Your goal
Search the material below for the word "hanno". Copy every line that has it.
###
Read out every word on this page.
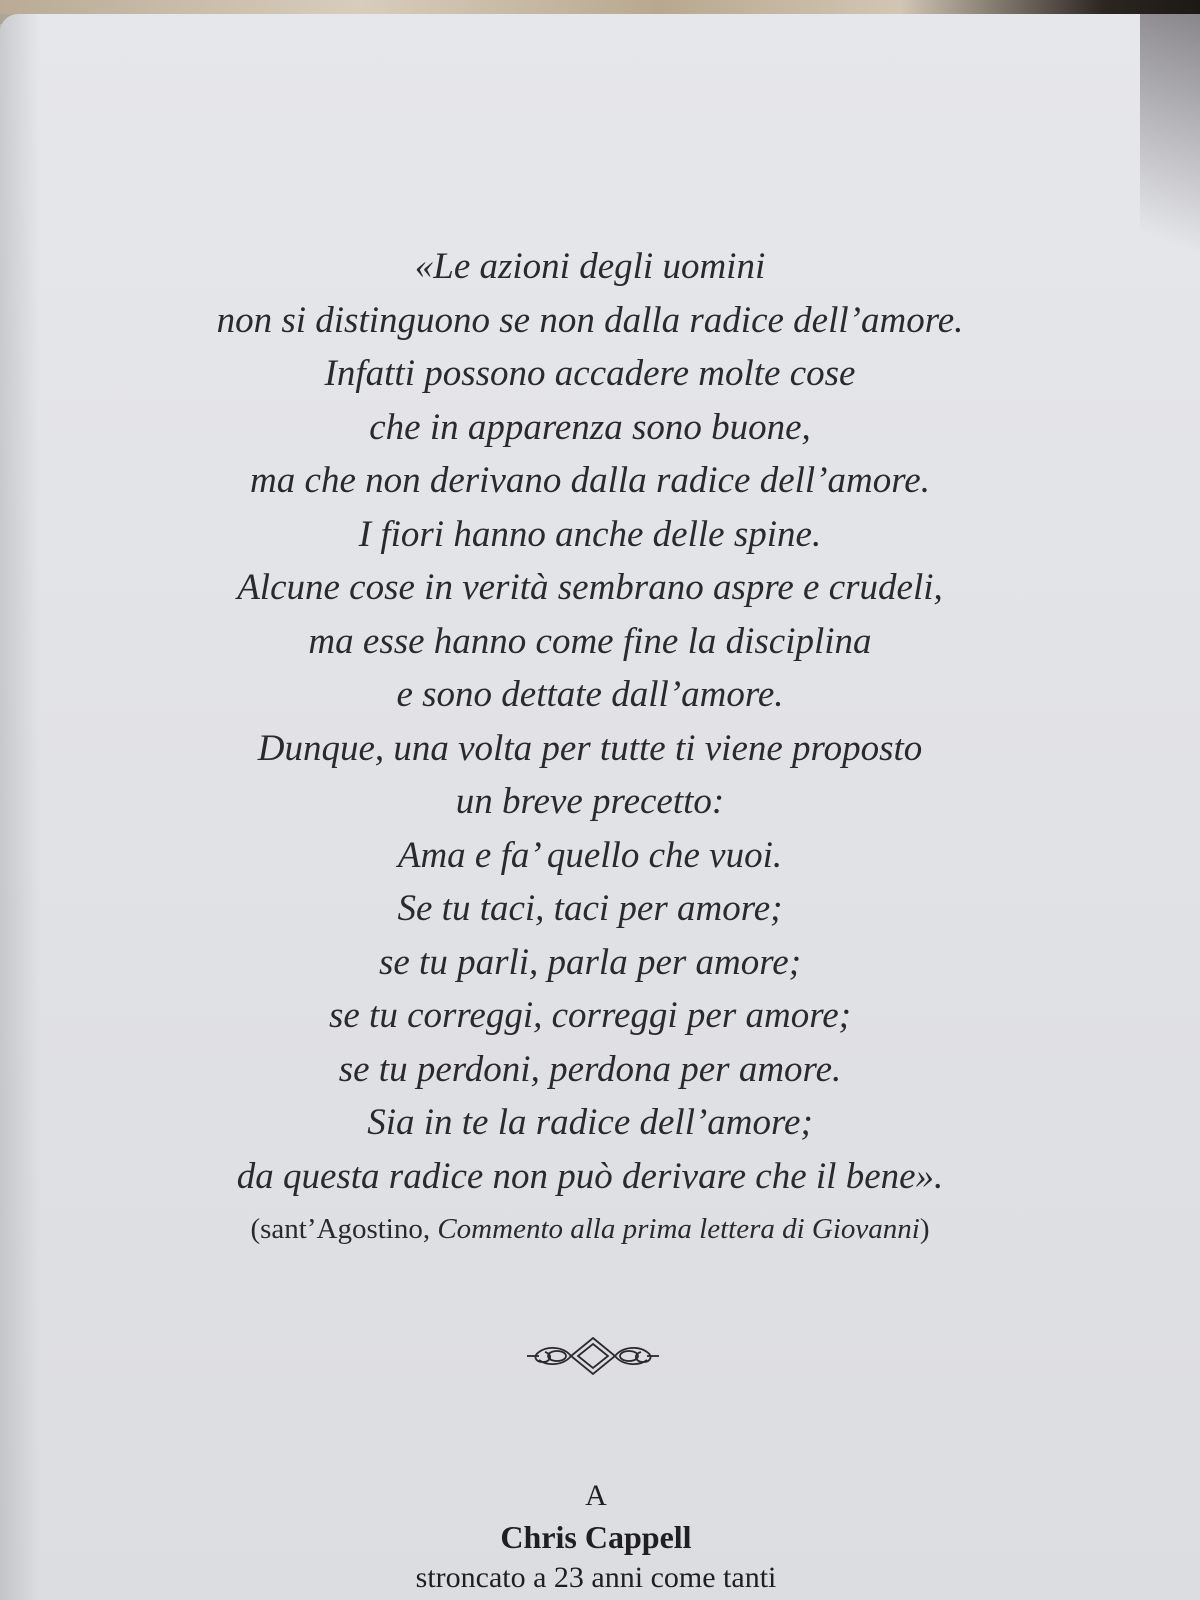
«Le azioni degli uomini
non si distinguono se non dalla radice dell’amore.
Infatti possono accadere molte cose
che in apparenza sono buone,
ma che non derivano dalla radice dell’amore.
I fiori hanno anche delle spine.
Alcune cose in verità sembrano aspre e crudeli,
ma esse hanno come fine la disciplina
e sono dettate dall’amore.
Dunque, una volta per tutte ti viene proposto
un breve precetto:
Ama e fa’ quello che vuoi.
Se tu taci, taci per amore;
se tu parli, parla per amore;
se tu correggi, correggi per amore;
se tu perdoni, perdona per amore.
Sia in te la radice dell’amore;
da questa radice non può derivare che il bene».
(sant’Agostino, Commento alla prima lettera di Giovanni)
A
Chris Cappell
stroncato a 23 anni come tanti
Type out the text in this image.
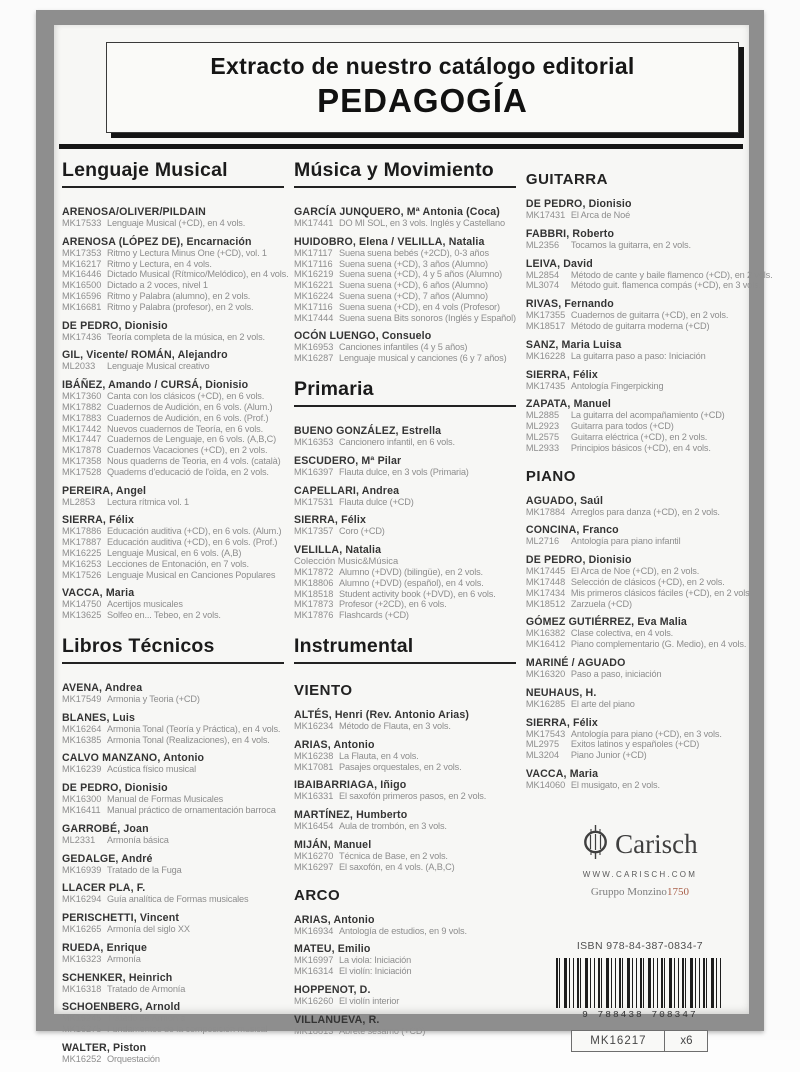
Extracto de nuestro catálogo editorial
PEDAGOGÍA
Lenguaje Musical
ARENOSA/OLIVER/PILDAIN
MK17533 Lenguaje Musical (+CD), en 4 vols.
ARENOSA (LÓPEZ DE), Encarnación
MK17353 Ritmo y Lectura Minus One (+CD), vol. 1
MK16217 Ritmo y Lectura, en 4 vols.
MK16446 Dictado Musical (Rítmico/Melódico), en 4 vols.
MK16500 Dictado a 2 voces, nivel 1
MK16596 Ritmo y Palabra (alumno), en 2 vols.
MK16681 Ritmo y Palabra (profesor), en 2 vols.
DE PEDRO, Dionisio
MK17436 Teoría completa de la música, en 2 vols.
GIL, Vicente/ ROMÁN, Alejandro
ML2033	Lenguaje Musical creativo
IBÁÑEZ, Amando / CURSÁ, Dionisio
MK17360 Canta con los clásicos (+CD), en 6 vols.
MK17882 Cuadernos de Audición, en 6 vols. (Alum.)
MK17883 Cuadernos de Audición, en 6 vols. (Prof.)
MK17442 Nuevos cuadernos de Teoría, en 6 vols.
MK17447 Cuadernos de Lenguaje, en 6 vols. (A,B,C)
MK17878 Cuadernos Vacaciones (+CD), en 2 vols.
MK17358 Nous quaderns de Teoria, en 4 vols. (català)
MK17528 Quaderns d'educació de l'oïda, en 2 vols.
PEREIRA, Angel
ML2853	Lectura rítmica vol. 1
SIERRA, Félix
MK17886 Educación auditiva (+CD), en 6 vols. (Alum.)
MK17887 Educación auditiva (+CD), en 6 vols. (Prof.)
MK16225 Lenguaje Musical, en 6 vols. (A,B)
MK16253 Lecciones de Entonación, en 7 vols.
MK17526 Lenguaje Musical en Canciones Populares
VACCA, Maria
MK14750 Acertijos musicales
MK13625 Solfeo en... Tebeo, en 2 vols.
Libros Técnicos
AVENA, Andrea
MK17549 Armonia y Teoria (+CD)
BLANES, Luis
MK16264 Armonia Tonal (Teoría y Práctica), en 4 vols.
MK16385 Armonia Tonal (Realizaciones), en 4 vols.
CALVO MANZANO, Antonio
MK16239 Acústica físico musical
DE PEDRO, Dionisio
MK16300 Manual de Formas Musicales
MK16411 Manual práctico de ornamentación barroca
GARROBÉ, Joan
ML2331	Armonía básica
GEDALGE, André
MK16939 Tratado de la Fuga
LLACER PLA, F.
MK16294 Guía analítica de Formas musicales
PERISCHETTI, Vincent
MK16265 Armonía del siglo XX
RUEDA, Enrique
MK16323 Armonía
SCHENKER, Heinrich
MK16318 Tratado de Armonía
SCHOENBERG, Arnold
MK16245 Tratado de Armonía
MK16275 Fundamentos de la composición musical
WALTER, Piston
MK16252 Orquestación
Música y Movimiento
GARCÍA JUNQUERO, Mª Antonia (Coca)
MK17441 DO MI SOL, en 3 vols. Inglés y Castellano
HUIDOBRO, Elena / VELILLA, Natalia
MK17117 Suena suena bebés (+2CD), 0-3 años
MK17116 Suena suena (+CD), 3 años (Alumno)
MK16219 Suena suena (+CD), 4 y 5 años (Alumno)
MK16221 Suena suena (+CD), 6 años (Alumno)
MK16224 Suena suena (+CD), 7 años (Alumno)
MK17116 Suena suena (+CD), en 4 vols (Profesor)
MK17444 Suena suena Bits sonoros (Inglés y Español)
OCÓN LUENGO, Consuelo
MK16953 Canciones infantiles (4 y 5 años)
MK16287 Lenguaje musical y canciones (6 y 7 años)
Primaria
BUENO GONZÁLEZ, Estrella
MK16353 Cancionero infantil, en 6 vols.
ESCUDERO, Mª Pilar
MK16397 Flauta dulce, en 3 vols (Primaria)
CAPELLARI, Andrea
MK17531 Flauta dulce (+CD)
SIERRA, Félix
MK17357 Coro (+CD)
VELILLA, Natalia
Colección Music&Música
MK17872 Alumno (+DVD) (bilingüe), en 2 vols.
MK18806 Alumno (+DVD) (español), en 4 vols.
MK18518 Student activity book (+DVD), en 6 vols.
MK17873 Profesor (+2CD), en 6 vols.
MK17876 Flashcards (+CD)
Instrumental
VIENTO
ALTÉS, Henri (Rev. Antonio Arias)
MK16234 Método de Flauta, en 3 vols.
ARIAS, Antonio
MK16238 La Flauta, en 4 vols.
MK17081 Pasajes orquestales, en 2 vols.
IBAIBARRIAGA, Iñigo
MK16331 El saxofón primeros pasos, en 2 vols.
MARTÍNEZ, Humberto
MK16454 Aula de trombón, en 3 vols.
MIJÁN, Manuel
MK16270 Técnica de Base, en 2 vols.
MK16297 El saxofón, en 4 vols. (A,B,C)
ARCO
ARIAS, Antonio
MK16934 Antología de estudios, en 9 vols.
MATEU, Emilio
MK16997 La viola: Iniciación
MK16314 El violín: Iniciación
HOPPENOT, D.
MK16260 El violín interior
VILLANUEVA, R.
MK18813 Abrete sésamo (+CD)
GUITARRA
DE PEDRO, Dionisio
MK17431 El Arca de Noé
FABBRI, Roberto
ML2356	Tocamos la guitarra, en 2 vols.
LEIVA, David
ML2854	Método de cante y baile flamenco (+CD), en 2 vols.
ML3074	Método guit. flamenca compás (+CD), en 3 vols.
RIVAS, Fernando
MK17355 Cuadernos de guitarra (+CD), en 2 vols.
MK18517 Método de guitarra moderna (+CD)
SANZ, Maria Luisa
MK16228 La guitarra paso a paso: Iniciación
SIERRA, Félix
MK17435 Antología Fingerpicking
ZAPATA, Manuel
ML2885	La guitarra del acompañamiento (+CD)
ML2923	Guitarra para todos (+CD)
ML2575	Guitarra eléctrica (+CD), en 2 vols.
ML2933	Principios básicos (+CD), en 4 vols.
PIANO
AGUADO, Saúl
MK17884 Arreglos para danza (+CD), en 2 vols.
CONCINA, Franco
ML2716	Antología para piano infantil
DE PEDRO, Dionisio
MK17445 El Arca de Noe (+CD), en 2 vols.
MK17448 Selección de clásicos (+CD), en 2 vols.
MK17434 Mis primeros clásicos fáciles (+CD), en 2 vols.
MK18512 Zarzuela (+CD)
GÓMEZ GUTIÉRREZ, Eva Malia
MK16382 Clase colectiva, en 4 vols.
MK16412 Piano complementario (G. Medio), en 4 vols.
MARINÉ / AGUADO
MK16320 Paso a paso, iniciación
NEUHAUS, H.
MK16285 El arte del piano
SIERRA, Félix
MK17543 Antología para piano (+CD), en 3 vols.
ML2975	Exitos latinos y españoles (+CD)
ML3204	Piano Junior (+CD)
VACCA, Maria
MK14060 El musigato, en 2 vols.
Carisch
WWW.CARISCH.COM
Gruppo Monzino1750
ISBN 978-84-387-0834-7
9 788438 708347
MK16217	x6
###
Response to the exercise
I fiori hanno anche delle spine.
ma esse hanno come fine la disciplina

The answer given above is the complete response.